**Required task**
Find every line in the records below that holds the word "count", and copy it out.

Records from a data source
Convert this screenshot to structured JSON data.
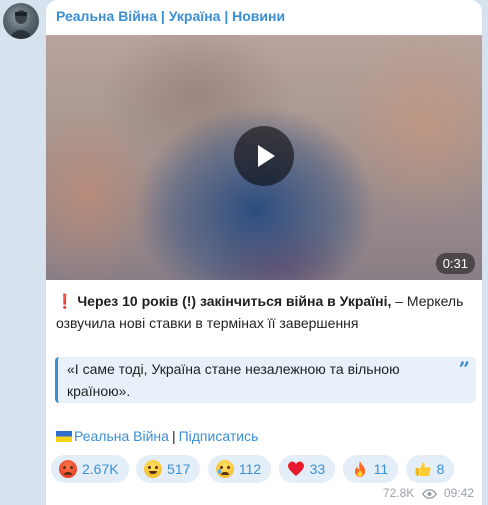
{
  "channel": {
    "name": "Реальна Війна | Україна | Новини"
  },
  "video": {
    "duration": "0:31"
  },
  "post": {
    "bold_text": "Через 10 років (!) закінчиться війна в Україні,",
    "regular_text": " – Меркель озвучила нові ставки в термінах її завершення",
    "quote": "«І саме тоді, Україна стане незалежною та вільною країною».",
    "channel_link": "Реальна Війна",
    "separator": "|",
    "subscribe_link": "Підписатись"
  },
  "reactions": [
    {
      "emoji": "angry-face-icon",
      "count": "2.67K"
    },
    {
      "emoji": "grinning-face-icon",
      "count": "517"
    },
    {
      "emoji": "crying-face-icon",
      "count": "112"
    },
    {
      "emoji": "red-heart-icon",
      "count": "33"
    },
    {
      "emoji": "fire-icon",
      "count": "11"
    },
    {
      "emoji": "thumbs-up-icon",
      "count": "8"
    }
  ],
  "meta": {
    "views": "72.8K",
    "time": "09:42"
  },
  "colors": {
    "accent": "#3a8fd4",
    "background": "#d6e2ee",
    "quote_background": "#e8f1fa",
    "reaction_background": "#e4eef8"
  }
}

**Completed task**
      "count": "2.67K"
      "count": "517"
      "count": "112"
      "count": "33"
      "count": "11"
      "count": "8"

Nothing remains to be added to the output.